▶ Directive: Read the records and write them out again exactly.

▶ Records shown:
- - -
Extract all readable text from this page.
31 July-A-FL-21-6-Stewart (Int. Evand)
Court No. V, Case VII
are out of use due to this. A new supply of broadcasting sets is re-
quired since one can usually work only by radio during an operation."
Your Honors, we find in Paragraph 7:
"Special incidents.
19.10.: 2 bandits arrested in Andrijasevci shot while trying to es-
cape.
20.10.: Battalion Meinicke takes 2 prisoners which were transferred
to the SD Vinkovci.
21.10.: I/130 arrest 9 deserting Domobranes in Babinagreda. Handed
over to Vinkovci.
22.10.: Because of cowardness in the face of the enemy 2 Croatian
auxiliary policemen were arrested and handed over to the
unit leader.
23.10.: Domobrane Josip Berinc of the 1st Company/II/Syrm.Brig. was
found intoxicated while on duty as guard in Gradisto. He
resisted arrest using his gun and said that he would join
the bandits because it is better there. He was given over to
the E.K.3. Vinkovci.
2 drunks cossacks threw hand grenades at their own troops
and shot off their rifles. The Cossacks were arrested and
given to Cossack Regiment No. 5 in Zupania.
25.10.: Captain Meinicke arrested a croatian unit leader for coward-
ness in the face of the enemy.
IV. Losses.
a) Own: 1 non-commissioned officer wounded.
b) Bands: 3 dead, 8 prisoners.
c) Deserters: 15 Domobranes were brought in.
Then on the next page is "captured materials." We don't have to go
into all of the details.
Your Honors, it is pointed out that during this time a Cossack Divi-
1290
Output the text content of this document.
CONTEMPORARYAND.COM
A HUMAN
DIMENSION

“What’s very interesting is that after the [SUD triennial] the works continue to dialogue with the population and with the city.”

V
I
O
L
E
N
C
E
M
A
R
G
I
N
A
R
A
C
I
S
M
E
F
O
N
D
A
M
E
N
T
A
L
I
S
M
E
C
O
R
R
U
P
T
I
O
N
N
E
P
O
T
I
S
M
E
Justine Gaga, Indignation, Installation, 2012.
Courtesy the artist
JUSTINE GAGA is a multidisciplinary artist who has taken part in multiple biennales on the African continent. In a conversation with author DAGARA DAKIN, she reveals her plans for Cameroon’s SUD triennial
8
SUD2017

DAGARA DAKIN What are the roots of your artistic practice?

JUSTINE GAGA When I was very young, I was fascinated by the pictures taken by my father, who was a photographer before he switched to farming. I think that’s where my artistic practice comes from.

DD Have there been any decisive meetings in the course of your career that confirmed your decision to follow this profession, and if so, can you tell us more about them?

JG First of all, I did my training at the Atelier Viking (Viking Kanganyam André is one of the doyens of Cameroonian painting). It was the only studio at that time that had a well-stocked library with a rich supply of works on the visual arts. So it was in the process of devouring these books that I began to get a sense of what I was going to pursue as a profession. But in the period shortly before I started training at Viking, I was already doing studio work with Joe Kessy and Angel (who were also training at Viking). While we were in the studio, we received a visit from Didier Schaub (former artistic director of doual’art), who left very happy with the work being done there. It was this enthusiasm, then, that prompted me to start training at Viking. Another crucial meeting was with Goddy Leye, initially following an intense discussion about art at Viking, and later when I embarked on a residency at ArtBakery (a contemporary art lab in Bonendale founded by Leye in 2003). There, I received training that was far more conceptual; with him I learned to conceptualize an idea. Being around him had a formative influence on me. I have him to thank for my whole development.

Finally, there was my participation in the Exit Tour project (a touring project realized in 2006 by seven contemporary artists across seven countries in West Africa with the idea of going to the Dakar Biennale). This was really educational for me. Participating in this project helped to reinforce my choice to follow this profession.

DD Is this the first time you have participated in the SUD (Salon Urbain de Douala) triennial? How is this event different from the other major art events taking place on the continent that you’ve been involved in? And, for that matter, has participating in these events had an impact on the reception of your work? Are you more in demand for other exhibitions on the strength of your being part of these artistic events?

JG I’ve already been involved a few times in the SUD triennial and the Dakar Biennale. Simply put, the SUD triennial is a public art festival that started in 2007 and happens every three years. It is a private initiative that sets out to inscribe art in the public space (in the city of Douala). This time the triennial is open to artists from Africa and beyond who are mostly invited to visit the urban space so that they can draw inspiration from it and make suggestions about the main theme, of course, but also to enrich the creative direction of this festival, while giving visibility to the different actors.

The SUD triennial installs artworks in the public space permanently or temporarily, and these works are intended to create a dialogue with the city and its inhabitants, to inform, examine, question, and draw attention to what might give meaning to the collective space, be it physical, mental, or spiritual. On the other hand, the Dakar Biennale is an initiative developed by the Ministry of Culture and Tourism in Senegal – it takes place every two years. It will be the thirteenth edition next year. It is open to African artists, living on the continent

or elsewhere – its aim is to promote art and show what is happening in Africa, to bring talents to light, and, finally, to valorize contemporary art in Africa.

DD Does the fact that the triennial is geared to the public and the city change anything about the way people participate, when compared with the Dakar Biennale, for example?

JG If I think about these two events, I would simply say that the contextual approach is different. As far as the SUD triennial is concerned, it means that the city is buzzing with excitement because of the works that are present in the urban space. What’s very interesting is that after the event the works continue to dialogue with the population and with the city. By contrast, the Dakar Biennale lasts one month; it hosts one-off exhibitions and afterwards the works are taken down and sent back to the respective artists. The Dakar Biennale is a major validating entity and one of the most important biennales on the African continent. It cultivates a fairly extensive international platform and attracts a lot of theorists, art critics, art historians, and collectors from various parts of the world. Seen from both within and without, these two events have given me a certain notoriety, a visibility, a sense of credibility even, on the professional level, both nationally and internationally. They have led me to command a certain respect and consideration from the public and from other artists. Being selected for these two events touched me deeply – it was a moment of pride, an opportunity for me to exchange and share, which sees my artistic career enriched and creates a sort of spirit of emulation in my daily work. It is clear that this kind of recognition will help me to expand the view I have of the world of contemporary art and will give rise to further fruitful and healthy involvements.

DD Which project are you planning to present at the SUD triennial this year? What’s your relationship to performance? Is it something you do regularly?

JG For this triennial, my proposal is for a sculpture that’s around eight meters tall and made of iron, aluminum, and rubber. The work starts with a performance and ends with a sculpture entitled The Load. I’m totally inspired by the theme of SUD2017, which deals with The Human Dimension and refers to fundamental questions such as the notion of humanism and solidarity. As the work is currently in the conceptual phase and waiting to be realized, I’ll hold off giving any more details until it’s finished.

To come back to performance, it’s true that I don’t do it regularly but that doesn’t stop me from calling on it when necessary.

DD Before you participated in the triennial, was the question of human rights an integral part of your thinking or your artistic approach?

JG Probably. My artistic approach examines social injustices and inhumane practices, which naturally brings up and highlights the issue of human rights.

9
- - -
▶ Solution to this task:
Extract all readable text from this page.
31 July-A-FL-21-6-Stewart (Int. Evand)
Court No. V, Case VII
are out of use due to this. A new supply of broadcasting sets is re-
quired since one can usually work only by radio during an operation."
Your Honors, we find in Paragraph 7:
"Special incidents.
19.10.: 2 bandits arrested in Andrijasevci shot while trying to es-
cape.
20.10.: Battalion Meinicke takes 2 prisoners which were transferred
to the SD Vinkovci.
21.10.: I/130 arrest 9 deserting Domobranes in Babinagreda. Handed
over to Vinkovci.
22.10.: Because of cowardness in the face of the enemy 2 Croatian
auxiliary policemen were arrested and handed over to the
unit leader.
23.10.: Domobrane Josip Berinc of the 1st Company/II/Syrm.Brig. was
found intoxicated while on duty as guard in Gradisto. He
resisted arrest using his gun and said that he would join
the bandits because it is better there. He was given over to
the E.K.3. Vinkovci.
2 drunks cossacks threw hand grenades at their own troops
and shot off their rifles. The Cossacks were arrested and
given to Cossack Regiment No. 5 in Zupania.
25.10.: Captain Meinicke arrested a croatian unit leader for coward-
ness in the face of the enemy.
IV. Losses.
a) Own: 1 non-commissioned officer wounded.
b) Bands: 3 dead, 8 prisoners.
c) Deserters: 15 Domobranes were brought in.
Then on the next page is "captured materials." We don't have to go
into all of the details.
Your Honors, it is pointed out that during this time a Cossack Divi-
1290
Output the text content of this document.
CONTEMPORARYAND.COM
A HUMAN
DIMENSION

“What’s very interesting is that after the [SUD triennial] the works continue to dialogue with the population and with the city.”

V
I
O
L
E
N
C
E
M
A
R
G
I
N
A
R
A
C
I
S
M
E
F
O
N
D
A
M
E
N
T
A
L
I
S
M
E
C
O
R
R
U
P
T
I
O
N
N
E
P
O
T
I
S
M
E
Justine Gaga, Indignation, Installation, 2012.
Courtesy the artist
JUSTINE GAGA is a multidisciplinary artist who has taken part in multiple biennales on the African continent. In a conversation with author DAGARA DAKIN, she reveals her plans for Cameroon’s SUD triennial
8
SUD2017

DAGARA DAKIN What are the roots of your artistic practice?

JUSTINE GAGA When I was very young, I was fascinated by the pictures taken by my father, who was a photographer before he switched to farming. I think that’s where my artistic practice comes from.

DD Have there been any decisive meetings in the course of your career that confirmed your decision to follow this profession, and if so, can you tell us more about them?

JG First of all, I did my training at the Atelier Viking (Viking Kanganyam André is one of the doyens of Cameroonian painting). It was the only studio at that time that had a well-stocked library with a rich supply of works on the visual arts. So it was in the process of devouring these books that I began to get a sense of what I was going to pursue as a profession. But in the period shortly before I started training at Viking, I was already doing studio work with Joe Kessy and Angel (who were also training at Viking). While we were in the studio, we received a visit from Didier Schaub (former artistic director of doual’art), who left very happy with the work being done there. It was this enthusiasm, then, that prompted me to start training at Viking. Another crucial meeting was with Goddy Leye, initially following an intense discussion about art at Viking, and later when I embarked on a residency at ArtBakery (a contemporary art lab in Bonendale founded by Leye in 2003). There, I received training that was far more conceptual; with him I learned to conceptualize an idea. Being around him had a formative influence on me. I have him to thank for my whole development.

Finally, there was my participation in the Exit Tour project (a touring project realized in 2006 by seven contemporary artists across seven countries in West Africa with the idea of going to the Dakar Biennale). This was really educational for me. Participating in this project helped to reinforce my choice to follow this profession.

DD Is this the first time you have participated in the SUD (Salon Urbain de Douala) triennial? How is this event different from the other major art events taking place on the continent that you’ve been involved in? And, for that matter, has participating in these events had an impact on the reception of your work? Are you more in demand for other exhibitions on the strength of your being part of these artistic events?

JG I’ve already been involved a few times in the SUD triennial and the Dakar Biennale. Simply put, the SUD triennial is a public art festival that started in 2007 and happens every three years. It is a private initiative that sets out to inscribe art in the public space (in the city of Douala). This time the triennial is open to artists from Africa and beyond who are mostly invited to visit the urban space so that they can draw inspiration from it and make suggestions about the main theme, of course, but also to enrich the creative direction of this festival, while giving visibility to the different actors.

The SUD triennial installs artworks in the public space permanently or temporarily, and these works are intended to create a dialogue with the city and its inhabitants, to inform, examine, question, and draw attention to what might give meaning to the collective space, be it physical, mental, or spiritual. On the other hand, the Dakar Biennale is an initiative developed by the Ministry of Culture and Tourism in Senegal – it takes place every two years. It will be the thirteenth edition next year. It is open to African artists, living on the continent

or elsewhere – its aim is to promote art and show what is happening in Africa, to bring talents to light, and, finally, to valorize contemporary art in Africa.

DD Does the fact that the triennial is geared to the public and the city change anything about the way people participate, when compared with the Dakar Biennale, for example?

JG If I think about these two events, I would simply say that the contextual approach is different. As far as the SUD triennial is concerned, it means that the city is buzzing with excitement because of the works that are present in the urban space. What’s very interesting is that after the event the works continue to dialogue with the population and with the city. By contrast, the Dakar Biennale lasts one month; it hosts one-off exhibitions and afterwards the works are taken down and sent back to the respective artists. The Dakar Biennale is a major validating entity and one of the most important biennales on the African continent. It cultivates a fairly extensive international platform and attracts a lot of theorists, art critics, art historians, and collectors from various parts of the world. Seen from both within and without, these two events have given me a certain notoriety, a visibility, a sense of credibility even, on the professional level, both nationally and internationally. They have led me to command a certain respect and consideration from the public and from other artists. Being selected for these two events touched me deeply – it was a moment of pride, an opportunity for me to exchange and share, which sees my artistic career enriched and creates a sort of spirit of emulation in my daily work. It is clear that this kind of recognition will help me to expand the view I have of the world of contemporary art and will give rise to further fruitful and healthy involvements.

DD Which project are you planning to present at the SUD triennial this year? What’s your relationship to performance? Is it something you do regularly?

JG For this triennial, my proposal is for a sculpture that’s around eight meters tall and made of iron, aluminum, and rubber. The work starts with a performance and ends with a sculpture entitled The Load. I’m totally inspired by the theme of SUD2017, which deals with The Human Dimension and refers to fundamental questions such as the notion of humanism and solidarity. As the work is currently in the conceptual phase and waiting to be realized, I’ll hold off giving any more details until it’s finished.

To come back to performance, it’s true that I don’t do it regularly but that doesn’t stop me from calling on it when necessary.

DD Before you participated in the triennial, was the question of human rights an integral part of your thinking or your artistic approach?

JG Probably. My artistic approach examines social injustices and inhumane practices, which naturally brings up and highlights the issue of human rights.

9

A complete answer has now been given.